▶ Records supplied
⟨

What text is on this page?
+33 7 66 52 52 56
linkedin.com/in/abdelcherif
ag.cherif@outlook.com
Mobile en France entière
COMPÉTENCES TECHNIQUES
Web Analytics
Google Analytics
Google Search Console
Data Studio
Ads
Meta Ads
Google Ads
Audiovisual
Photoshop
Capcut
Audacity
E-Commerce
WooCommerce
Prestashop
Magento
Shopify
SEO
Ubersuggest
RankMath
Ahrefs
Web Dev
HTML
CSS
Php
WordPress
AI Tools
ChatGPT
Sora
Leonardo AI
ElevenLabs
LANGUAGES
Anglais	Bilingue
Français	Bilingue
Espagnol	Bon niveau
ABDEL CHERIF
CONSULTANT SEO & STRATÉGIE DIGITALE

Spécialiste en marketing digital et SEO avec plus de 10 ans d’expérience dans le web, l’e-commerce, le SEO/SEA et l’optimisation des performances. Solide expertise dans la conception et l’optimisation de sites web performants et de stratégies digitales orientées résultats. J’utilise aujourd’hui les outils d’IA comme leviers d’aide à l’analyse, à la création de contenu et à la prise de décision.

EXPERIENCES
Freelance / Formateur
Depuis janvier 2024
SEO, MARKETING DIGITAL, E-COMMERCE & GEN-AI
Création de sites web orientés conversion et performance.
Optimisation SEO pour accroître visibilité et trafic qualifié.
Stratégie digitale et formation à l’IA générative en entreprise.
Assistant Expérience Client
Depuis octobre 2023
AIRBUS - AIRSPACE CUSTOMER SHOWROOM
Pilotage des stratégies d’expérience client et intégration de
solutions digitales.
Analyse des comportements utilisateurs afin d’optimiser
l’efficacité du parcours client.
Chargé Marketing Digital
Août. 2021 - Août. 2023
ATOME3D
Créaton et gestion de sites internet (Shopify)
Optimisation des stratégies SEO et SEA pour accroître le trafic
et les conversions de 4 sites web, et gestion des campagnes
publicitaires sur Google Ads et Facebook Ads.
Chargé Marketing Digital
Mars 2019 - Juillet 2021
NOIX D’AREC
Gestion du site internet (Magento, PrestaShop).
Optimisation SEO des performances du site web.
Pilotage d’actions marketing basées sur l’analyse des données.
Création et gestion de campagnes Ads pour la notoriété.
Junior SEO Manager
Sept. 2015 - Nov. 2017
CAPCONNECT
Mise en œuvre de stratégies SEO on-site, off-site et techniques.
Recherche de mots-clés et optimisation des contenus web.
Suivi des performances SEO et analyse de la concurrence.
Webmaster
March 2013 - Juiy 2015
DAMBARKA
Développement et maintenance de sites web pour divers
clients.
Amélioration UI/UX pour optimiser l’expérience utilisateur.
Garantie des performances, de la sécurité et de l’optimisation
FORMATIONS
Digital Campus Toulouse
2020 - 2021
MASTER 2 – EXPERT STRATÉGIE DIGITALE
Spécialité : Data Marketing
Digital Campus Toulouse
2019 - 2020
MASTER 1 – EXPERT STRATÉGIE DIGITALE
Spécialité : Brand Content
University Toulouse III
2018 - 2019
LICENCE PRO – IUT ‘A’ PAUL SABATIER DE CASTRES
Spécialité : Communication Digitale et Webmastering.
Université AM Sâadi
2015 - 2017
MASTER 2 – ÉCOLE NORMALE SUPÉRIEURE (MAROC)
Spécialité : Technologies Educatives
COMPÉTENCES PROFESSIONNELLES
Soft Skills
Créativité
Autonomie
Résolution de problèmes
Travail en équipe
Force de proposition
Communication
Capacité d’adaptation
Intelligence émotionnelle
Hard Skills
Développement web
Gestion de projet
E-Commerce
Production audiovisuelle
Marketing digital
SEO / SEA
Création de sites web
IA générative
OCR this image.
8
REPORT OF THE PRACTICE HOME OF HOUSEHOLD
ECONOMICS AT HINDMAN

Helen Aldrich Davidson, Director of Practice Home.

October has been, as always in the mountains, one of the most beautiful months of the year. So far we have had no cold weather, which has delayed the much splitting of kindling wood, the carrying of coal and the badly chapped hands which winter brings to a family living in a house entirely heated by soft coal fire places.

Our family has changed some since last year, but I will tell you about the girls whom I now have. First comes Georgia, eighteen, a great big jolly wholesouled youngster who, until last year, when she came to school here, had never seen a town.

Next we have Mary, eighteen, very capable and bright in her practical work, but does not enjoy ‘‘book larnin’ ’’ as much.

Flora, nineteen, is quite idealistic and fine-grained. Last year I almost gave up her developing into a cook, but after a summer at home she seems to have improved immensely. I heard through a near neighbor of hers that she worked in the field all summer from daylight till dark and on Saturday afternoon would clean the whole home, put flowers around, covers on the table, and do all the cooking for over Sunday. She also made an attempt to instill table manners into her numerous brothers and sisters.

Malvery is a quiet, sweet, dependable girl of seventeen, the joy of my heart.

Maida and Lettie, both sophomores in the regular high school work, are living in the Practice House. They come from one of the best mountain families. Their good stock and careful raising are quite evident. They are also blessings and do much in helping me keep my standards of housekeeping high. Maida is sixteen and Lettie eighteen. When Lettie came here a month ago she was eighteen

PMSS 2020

⟩

▶ Brief
Extract every line from the records above that contains the word "générative".

▶ In response
Stratégie digitale et formation à l’IA générative en entreprise.
IA générative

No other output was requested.